### Exercise
Retype the whole listing verbatim and keep the pictures out of it.

### Data entries
• • •

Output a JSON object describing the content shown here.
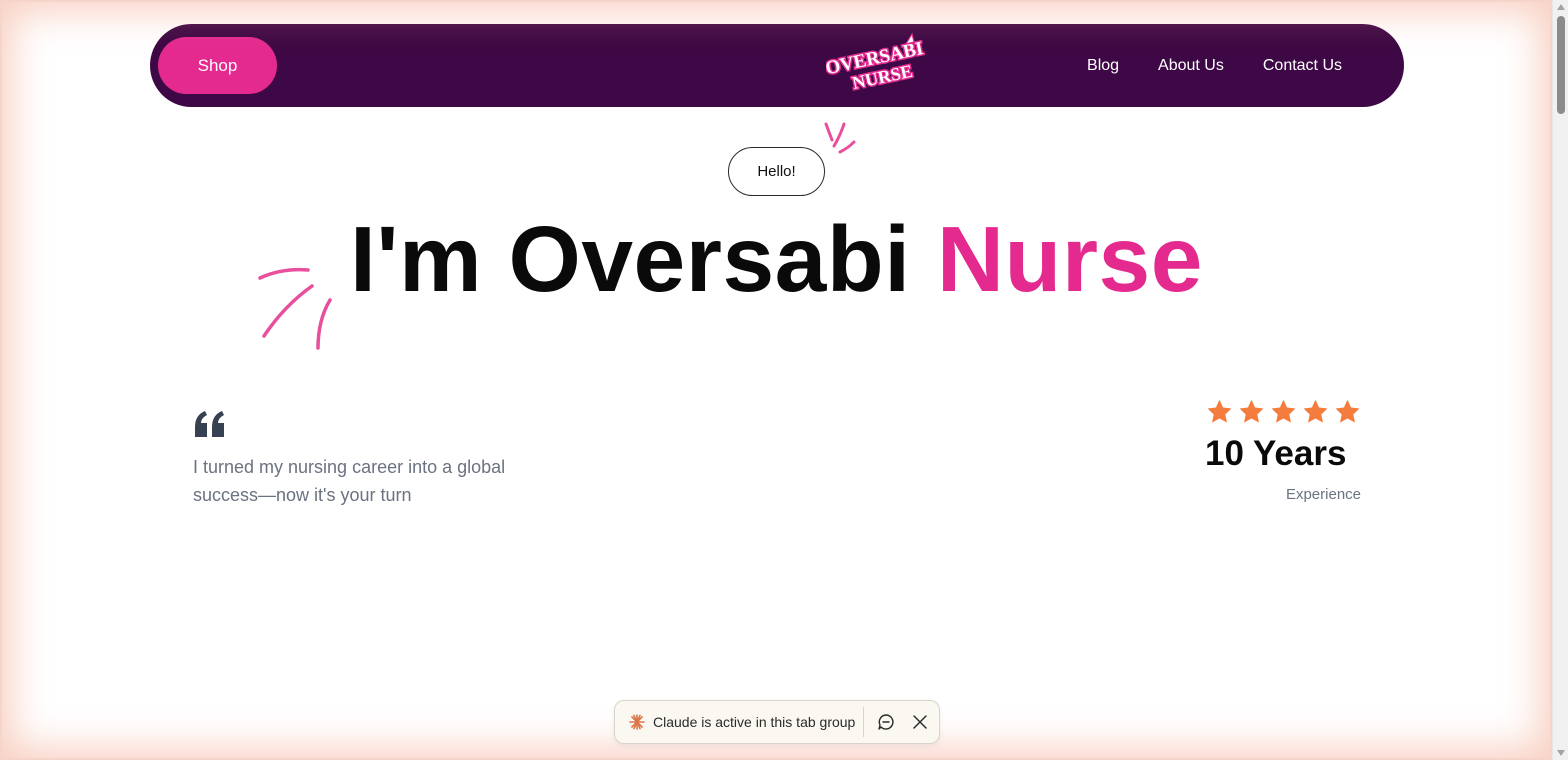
{
  "nav": {
    "shop_label": "Shop",
    "logo_line1": "OVERSABI",
    "logo_line2": "NURSE",
    "links": [
      {
        "label": "Blog"
      },
      {
        "label": "About Us"
      },
      {
        "label": "Contact Us"
      }
    ]
  },
  "hero": {
    "greeting": "Hello!",
    "headline_main": "I'm Oversabi ",
    "headline_accent": "Nurse"
  },
  "quote": {
    "text": "I turned my nursing career into a global success—now it's your turn"
  },
  "rating": {
    "stars": 5,
    "years": "10 Years",
    "label": "Experience"
  },
  "extension_bar": {
    "status_text": "Claude is active in this tab group"
  },
  "colors": {
    "brand_purple": "#3d0845",
    "brand_pink": "#e42a8f",
    "star_orange": "#f47c3c"
  },
  "icons": [
    "quote-icon",
    "star-icon",
    "claude-logo-icon",
    "chat-icon",
    "close-icon"
  ]
}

• • •

### Solution to the problem
Output a JSON object describing the content shown here.
{
  "nav": {
    "shop_label": "Shop",
    "logo_line1": "OVERSABI",
    "logo_line2": "NURSE",
    "links": [
      {
        "label": "Blog"
      },
      {
        "label": "About Us"
      },
      {
        "label": "Contact Us"
      }
    ]
  },
  "hero": {
    "greeting": "Hello!",
    "headline_main": "I'm Oversabi ",
    "headline_accent": "Nurse"
  },
  "quote": {
    "text": "I turned my nursing career into a global success—now it's your turn"
  },
  "rating": {
    "stars": 5,
    "years": "10 Years",
    "label": "Experience"
  },
  "extension_bar": {
    "status_text": "Claude is active in this tab group"
  },
  "colors": {
    "brand_purple": "#3d0845",
    "brand_pink": "#e42a8f",
    "star_orange": "#f47c3c"
  },
  "icons": [
    "quote-icon",
    "star-icon",
    "claude-logo-icon",
    "chat-icon",
    "close-icon"
  ]
}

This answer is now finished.